Copy out all the lines exactly. Omit pictures.

## [Records from a data source]
════════

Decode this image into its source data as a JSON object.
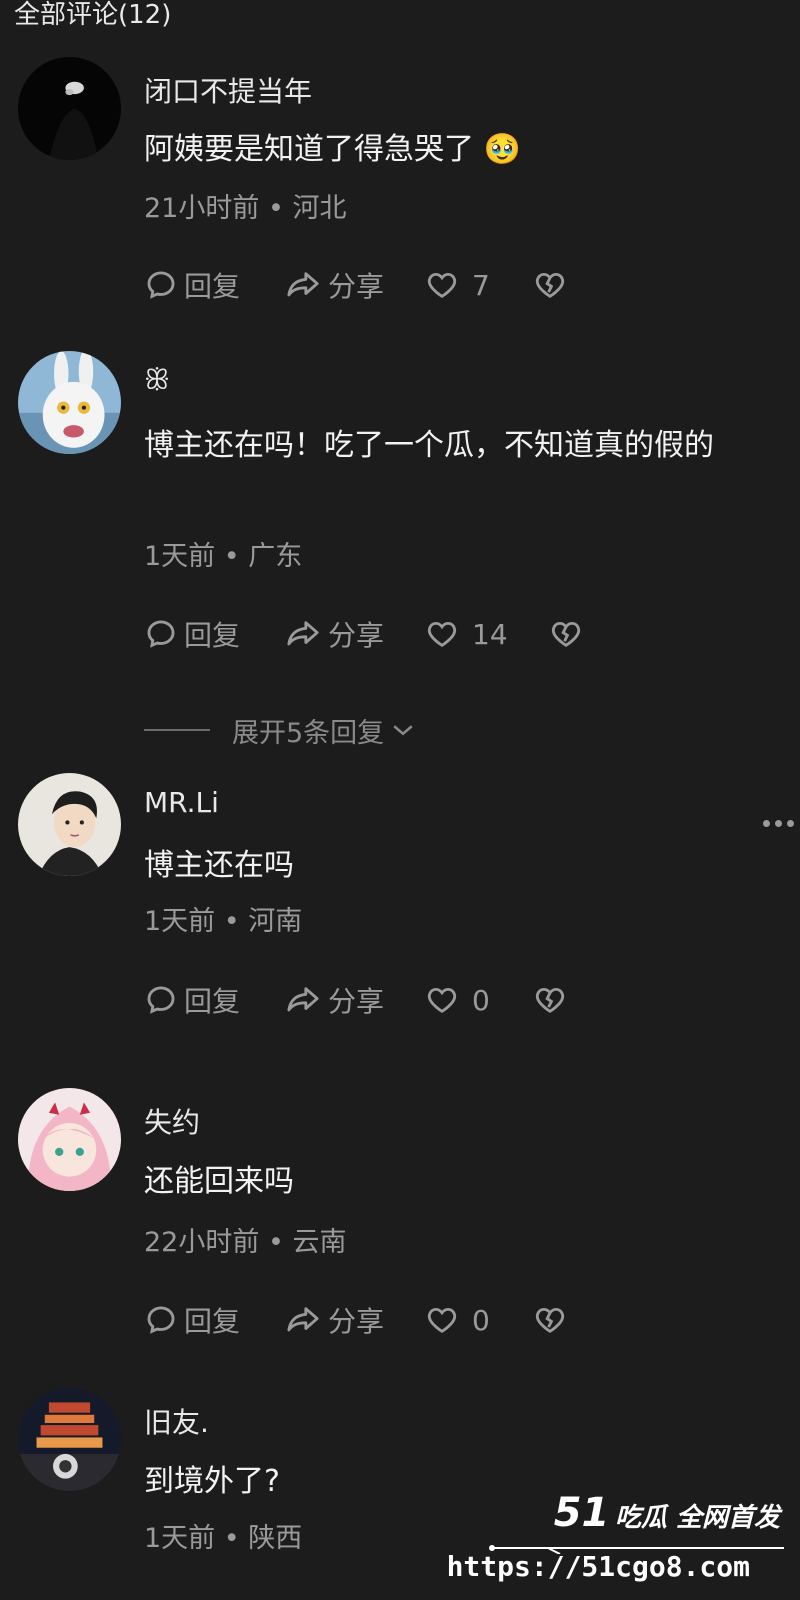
{
  "header": {
    "title": "全部评论(12)"
  },
  "actions": {
    "reply": "回复",
    "share": "分享"
  },
  "comments": [
    {
      "username": "闭口不提当年",
      "text": "阿姨要是知道了得急哭了 🥹",
      "meta": "21小时前 • 河北",
      "likes": "7",
      "avatar_icon": "dark-figure-avatar"
    },
    {
      "username": "ꕥ",
      "text": "博主还在吗！吃了一个瓜，不知道真的假的",
      "meta": "1天前 • 广东",
      "likes": "14",
      "avatar_icon": "rabbid-avatar"
    },
    {
      "username": "MR.Li",
      "text": "博主还在吗",
      "meta": "1天前 • 河南",
      "likes": "0",
      "avatar_icon": "anime-boy-avatar"
    },
    {
      "username": "失约",
      "text": "还能回来吗",
      "meta": "22小时前 • 云南",
      "likes": "0",
      "avatar_icon": "anime-girl-avatar"
    },
    {
      "username": "旧友.",
      "text": "到境外了?",
      "meta": "1天前 • 陕西",
      "avatar_icon": "night-building-avatar"
    }
  ],
  "expand_replies": "展开5条回复",
  "watermark": {
    "logo_number": "51",
    "logo_text": "吃瓜 全网首发",
    "url": "https://51cgo8.com"
  },
  "colors": {
    "background": "#1c1c1c",
    "primary_text": "#e8e8e8",
    "secondary_text": "#9a9a9a"
  }
}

════════

## [Task output]
Decode this image into its source data as a JSON object.
{
  "header": {
    "title": "全部评论(12)"
  },
  "actions": {
    "reply": "回复",
    "share": "分享"
  },
  "comments": [
    {
      "username": "闭口不提当年",
      "text": "阿姨要是知道了得急哭了 🥹",
      "meta": "21小时前 • 河北",
      "likes": "7",
      "avatar_icon": "dark-figure-avatar"
    },
    {
      "username": "ꕥ",
      "text": "博主还在吗！吃了一个瓜，不知道真的假的",
      "meta": "1天前 • 广东",
      "likes": "14",
      "avatar_icon": "rabbid-avatar"
    },
    {
      "username": "MR.Li",
      "text": "博主还在吗",
      "meta": "1天前 • 河南",
      "likes": "0",
      "avatar_icon": "anime-boy-avatar"
    },
    {
      "username": "失约",
      "text": "还能回来吗",
      "meta": "22小时前 • 云南",
      "likes": "0",
      "avatar_icon": "anime-girl-avatar"
    },
    {
      "username": "旧友.",
      "text": "到境外了?",
      "meta": "1天前 • 陕西",
      "avatar_icon": "night-building-avatar"
    }
  ],
  "expand_replies": "展开5条回复",
  "watermark": {
    "logo_number": "51",
    "logo_text": "吃瓜 全网首发",
    "url": "https://51cgo8.com"
  },
  "colors": {
    "background": "#1c1c1c",
    "primary_text": "#e8e8e8",
    "secondary_text": "#9a9a9a"
  }
}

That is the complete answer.